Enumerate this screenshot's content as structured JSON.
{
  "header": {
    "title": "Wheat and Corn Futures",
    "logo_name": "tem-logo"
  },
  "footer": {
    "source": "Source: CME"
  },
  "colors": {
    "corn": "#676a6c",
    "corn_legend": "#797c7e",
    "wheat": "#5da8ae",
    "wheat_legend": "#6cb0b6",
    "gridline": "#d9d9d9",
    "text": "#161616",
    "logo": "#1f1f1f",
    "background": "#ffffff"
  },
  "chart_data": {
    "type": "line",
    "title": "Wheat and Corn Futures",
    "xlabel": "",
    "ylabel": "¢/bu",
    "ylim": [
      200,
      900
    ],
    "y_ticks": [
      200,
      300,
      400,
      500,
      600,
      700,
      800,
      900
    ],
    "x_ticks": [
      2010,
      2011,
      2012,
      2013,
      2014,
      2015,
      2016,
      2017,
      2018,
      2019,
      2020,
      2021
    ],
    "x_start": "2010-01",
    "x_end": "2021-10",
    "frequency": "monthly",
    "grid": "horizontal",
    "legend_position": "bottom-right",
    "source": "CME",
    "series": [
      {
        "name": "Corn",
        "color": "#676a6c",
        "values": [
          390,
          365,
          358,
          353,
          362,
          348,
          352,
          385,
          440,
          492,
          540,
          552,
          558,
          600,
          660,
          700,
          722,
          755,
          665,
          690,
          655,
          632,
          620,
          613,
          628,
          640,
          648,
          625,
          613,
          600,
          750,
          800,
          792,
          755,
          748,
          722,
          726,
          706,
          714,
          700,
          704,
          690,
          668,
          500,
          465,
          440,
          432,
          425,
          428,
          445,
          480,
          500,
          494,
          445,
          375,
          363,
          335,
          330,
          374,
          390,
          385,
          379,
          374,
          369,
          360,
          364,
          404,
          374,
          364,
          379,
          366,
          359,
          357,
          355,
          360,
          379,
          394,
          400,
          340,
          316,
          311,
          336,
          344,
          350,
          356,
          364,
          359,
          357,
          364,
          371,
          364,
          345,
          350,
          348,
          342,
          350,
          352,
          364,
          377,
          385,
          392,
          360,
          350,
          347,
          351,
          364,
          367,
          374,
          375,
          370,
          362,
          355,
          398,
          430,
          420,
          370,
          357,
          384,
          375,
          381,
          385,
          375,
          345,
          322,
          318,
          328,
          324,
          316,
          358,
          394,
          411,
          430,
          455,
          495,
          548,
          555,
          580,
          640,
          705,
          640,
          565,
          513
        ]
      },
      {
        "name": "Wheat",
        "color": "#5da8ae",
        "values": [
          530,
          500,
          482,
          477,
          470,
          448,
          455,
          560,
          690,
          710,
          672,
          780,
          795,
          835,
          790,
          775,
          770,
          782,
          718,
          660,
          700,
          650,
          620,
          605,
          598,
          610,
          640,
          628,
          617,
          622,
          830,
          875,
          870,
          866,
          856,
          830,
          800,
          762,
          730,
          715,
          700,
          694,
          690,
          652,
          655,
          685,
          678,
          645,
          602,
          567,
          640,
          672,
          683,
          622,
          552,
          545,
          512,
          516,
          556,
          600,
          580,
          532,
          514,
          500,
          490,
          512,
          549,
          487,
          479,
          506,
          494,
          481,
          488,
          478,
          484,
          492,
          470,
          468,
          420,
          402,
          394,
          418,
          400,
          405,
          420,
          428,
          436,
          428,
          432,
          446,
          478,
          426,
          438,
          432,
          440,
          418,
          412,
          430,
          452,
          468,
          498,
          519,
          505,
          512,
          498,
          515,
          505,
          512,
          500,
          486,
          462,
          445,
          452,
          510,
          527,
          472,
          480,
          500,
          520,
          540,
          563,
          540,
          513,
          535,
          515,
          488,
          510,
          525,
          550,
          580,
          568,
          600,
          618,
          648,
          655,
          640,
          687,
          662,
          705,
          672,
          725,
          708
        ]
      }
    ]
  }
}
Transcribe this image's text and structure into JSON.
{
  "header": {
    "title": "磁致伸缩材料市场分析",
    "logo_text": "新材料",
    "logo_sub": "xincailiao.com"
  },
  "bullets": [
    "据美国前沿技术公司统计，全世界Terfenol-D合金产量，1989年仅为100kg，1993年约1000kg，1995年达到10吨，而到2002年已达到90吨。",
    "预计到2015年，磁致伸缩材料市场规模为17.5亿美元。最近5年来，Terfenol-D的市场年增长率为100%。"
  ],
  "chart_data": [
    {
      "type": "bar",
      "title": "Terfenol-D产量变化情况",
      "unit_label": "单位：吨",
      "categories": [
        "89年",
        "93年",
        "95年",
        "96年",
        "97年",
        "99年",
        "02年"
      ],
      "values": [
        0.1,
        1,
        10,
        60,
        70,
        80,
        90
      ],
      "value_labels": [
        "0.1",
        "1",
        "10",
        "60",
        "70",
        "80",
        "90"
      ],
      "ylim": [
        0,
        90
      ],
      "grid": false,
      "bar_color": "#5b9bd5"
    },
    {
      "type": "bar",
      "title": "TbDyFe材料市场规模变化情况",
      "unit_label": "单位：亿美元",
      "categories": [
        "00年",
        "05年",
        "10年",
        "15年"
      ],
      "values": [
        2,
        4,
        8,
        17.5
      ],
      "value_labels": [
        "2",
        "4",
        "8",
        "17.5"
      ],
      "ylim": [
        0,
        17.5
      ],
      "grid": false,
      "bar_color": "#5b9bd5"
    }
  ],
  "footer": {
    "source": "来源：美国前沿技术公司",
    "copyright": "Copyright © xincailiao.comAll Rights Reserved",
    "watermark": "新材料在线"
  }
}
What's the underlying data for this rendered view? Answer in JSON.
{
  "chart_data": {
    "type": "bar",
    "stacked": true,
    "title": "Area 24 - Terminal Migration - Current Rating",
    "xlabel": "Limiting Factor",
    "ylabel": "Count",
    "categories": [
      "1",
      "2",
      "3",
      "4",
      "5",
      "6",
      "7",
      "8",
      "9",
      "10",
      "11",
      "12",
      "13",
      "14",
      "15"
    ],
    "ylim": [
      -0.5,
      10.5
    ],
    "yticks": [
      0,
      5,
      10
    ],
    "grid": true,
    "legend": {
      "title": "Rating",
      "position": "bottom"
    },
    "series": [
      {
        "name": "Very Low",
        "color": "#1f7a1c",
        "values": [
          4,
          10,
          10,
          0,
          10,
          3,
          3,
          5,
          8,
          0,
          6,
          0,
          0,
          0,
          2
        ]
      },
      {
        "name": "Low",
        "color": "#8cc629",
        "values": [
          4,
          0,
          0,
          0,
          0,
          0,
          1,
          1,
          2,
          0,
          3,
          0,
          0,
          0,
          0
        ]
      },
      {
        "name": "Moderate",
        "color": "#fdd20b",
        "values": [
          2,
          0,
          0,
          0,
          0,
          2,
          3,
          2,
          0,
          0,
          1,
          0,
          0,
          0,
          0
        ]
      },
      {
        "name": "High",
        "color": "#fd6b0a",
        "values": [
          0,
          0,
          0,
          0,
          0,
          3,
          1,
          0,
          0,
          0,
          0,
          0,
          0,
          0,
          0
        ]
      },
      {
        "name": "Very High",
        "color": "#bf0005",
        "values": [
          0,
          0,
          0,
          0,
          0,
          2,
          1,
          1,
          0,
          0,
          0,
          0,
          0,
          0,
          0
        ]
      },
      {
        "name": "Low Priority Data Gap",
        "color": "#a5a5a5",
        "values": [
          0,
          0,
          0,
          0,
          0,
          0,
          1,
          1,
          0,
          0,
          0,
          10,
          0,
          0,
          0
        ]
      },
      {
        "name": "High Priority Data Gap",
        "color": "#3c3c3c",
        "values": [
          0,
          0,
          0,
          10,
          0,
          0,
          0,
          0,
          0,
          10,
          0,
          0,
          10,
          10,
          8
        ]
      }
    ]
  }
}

***

### INSTRUCTIONS TO FOLLOW
Please restate the records in full, word for word.

### RESPONSE TO THE EXERCISE
Enumerate this screenshot's content as structured JSON.
{
  "header": {
    "title": "Wheat and Corn Futures",
    "logo_name": "tem-logo"
  },
  "footer": {
    "source": "Source: CME"
  },
  "colors": {
    "corn": "#676a6c",
    "corn_legend": "#797c7e",
    "wheat": "#5da8ae",
    "wheat_legend": "#6cb0b6",
    "gridline": "#d9d9d9",
    "text": "#161616",
    "logo": "#1f1f1f",
    "background": "#ffffff"
  },
  "chart_data": {
    "type": "line",
    "title": "Wheat and Corn Futures",
    "xlabel": "",
    "ylabel": "¢/bu",
    "ylim": [
      200,
      900
    ],
    "y_ticks": [
      200,
      300,
      400,
      500,
      600,
      700,
      800,
      900
    ],
    "x_ticks": [
      2010,
      2011,
      2012,
      2013,
      2014,
      2015,
      2016,
      2017,
      2018,
      2019,
      2020,
      2021
    ],
    "x_start": "2010-01",
    "x_end": "2021-10",
    "frequency": "monthly",
    "grid": "horizontal",
    "legend_position": "bottom-right",
    "source": "CME",
    "series": [
      {
        "name": "Corn",
        "color": "#676a6c",
        "values": [
          390,
          365,
          358,
          353,
          362,
          348,
          352,
          385,
          440,
          492,
          540,
          552,
          558,
          600,
          660,
          700,
          722,
          755,
          665,
          690,
          655,
          632,
          620,
          613,
          628,
          640,
          648,
          625,
          613,
          600,
          750,
          800,
          792,
          755,
          748,
          722,
          726,
          706,
          714,
          700,
          704,
          690,
          668,
          500,
          465,
          440,
          432,
          425,
          428,
          445,
          480,
          500,
          494,
          445,
          375,
          363,
          335,
          330,
          374,
          390,
          385,
          379,
          374,
          369,
          360,
          364,
          404,
          374,
          364,
          379,
          366,
          359,
          357,
          355,
          360,
          379,
          394,
          400,
          340,
          316,
          311,
          336,
          344,
          350,
          356,
          364,
          359,
          357,
          364,
          371,
          364,
          345,
          350,
          348,
          342,
          350,
          352,
          364,
          377,
          385,
          392,
          360,
          350,
          347,
          351,
          364,
          367,
          374,
          375,
          370,
          362,
          355,
          398,
          430,
          420,
          370,
          357,
          384,
          375,
          381,
          385,
          375,
          345,
          322,
          318,
          328,
          324,
          316,
          358,
          394,
          411,
          430,
          455,
          495,
          548,
          555,
          580,
          640,
          705,
          640,
          565,
          513
        ]
      },
      {
        "name": "Wheat",
        "color": "#5da8ae",
        "values": [
          530,
          500,
          482,
          477,
          470,
          448,
          455,
          560,
          690,
          710,
          672,
          780,
          795,
          835,
          790,
          775,
          770,
          782,
          718,
          660,
          700,
          650,
          620,
          605,
          598,
          610,
          640,
          628,
          617,
          622,
          830,
          875,
          870,
          866,
          856,
          830,
          800,
          762,
          730,
          715,
          700,
          694,
          690,
          652,
          655,
          685,
          678,
          645,
          602,
          567,
          640,
          672,
          683,
          622,
          552,
          545,
          512,
          516,
          556,
          600,
          580,
          532,
          514,
          500,
          490,
          512,
          549,
          487,
          479,
          506,
          494,
          481,
          488,
          478,
          484,
          492,
          470,
          468,
          420,
          402,
          394,
          418,
          400,
          405,
          420,
          428,
          436,
          428,
          432,
          446,
          478,
          426,
          438,
          432,
          440,
          418,
          412,
          430,
          452,
          468,
          498,
          519,
          505,
          512,
          498,
          515,
          505,
          512,
          500,
          486,
          462,
          445,
          452,
          510,
          527,
          472,
          480,
          500,
          520,
          540,
          563,
          540,
          513,
          535,
          515,
          488,
          510,
          525,
          550,
          580,
          568,
          600,
          618,
          648,
          655,
          640,
          687,
          662,
          705,
          672,
          725,
          708
        ]
      }
    ]
  }
}
Transcribe this image's text and structure into JSON.
{
  "header": {
    "title": "磁致伸缩材料市场分析",
    "logo_text": "新材料",
    "logo_sub": "xincailiao.com"
  },
  "bullets": [
    "据美国前沿技术公司统计，全世界Terfenol-D合金产量，1989年仅为100kg，1993年约1000kg，1995年达到10吨，而到2002年已达到90吨。",
    "预计到2015年，磁致伸缩材料市场规模为17.5亿美元。最近5年来，Terfenol-D的市场年增长率为100%。"
  ],
  "chart_data": [
    {
      "type": "bar",
      "title": "Terfenol-D产量变化情况",
      "unit_label": "单位：吨",
      "categories": [
        "89年",
        "93年",
        "95年",
        "96年",
        "97年",
        "99年",
        "02年"
      ],
      "values": [
        0.1,
        1,
        10,
        60,
        70,
        80,
        90
      ],
      "value_labels": [
        "0.1",
        "1",
        "10",
        "60",
        "70",
        "80",
        "90"
      ],
      "ylim": [
        0,
        90
      ],
      "grid": false,
      "bar_color": "#5b9bd5"
    },
    {
      "type": "bar",
      "title": "TbDyFe材料市场规模变化情况",
      "unit_label": "单位：亿美元",
      "categories": [
        "00年",
        "05年",
        "10年",
        "15年"
      ],
      "values": [
        2,
        4,
        8,
        17.5
      ],
      "value_labels": [
        "2",
        "4",
        "8",
        "17.5"
      ],
      "ylim": [
        0,
        17.5
      ],
      "grid": false,
      "bar_color": "#5b9bd5"
    }
  ],
  "footer": {
    "source": "来源：美国前沿技术公司",
    "copyright": "Copyright © xincailiao.comAll Rights Reserved",
    "watermark": "新材料在线"
  }
}
What's the underlying data for this rendered view? Answer in JSON.
{
  "chart_data": {
    "type": "bar",
    "stacked": true,
    "title": "Area 24 - Terminal Migration - Current Rating",
    "xlabel": "Limiting Factor",
    "ylabel": "Count",
    "categories": [
      "1",
      "2",
      "3",
      "4",
      "5",
      "6",
      "7",
      "8",
      "9",
      "10",
      "11",
      "12",
      "13",
      "14",
      "15"
    ],
    "ylim": [
      -0.5,
      10.5
    ],
    "yticks": [
      0,
      5,
      10
    ],
    "grid": true,
    "legend": {
      "title": "Rating",
      "position": "bottom"
    },
    "series": [
      {
        "name": "Very Low",
        "color": "#1f7a1c",
        "values": [
          4,
          10,
          10,
          0,
          10,
          3,
          3,
          5,
          8,
          0,
          6,
          0,
          0,
          0,
          2
        ]
      },
      {
        "name": "Low",
        "color": "#8cc629",
        "values": [
          4,
          0,
          0,
          0,
          0,
          0,
          1,
          1,
          2,
          0,
          3,
          0,
          0,
          0,
          0
        ]
      },
      {
        "name": "Moderate",
        "color": "#fdd20b",
        "values": [
          2,
          0,
          0,
          0,
          0,
          2,
          3,
          2,
          0,
          0,
          1,
          0,
          0,
          0,
          0
        ]
      },
      {
        "name": "High",
        "color": "#fd6b0a",
        "values": [
          0,
          0,
          0,
          0,
          0,
          3,
          1,
          0,
          0,
          0,
          0,
          0,
          0,
          0,
          0
        ]
      },
      {
        "name": "Very High",
        "color": "#bf0005",
        "values": [
          0,
          0,
          0,
          0,
          0,
          2,
          1,
          1,
          0,
          0,
          0,
          0,
          0,
          0,
          0
        ]
      },
      {
        "name": "Low Priority Data Gap",
        "color": "#a5a5a5",
        "values": [
          0,
          0,
          0,
          0,
          0,
          0,
          1,
          1,
          0,
          0,
          0,
          10,
          0,
          0,
          0
        ]
      },
      {
        "name": "High Priority Data Gap",
        "color": "#3c3c3c",
        "values": [
          0,
          0,
          0,
          10,
          0,
          0,
          0,
          0,
          0,
          10,
          0,
          0,
          10,
          10,
          8
        ]
      }
    ]
  }
}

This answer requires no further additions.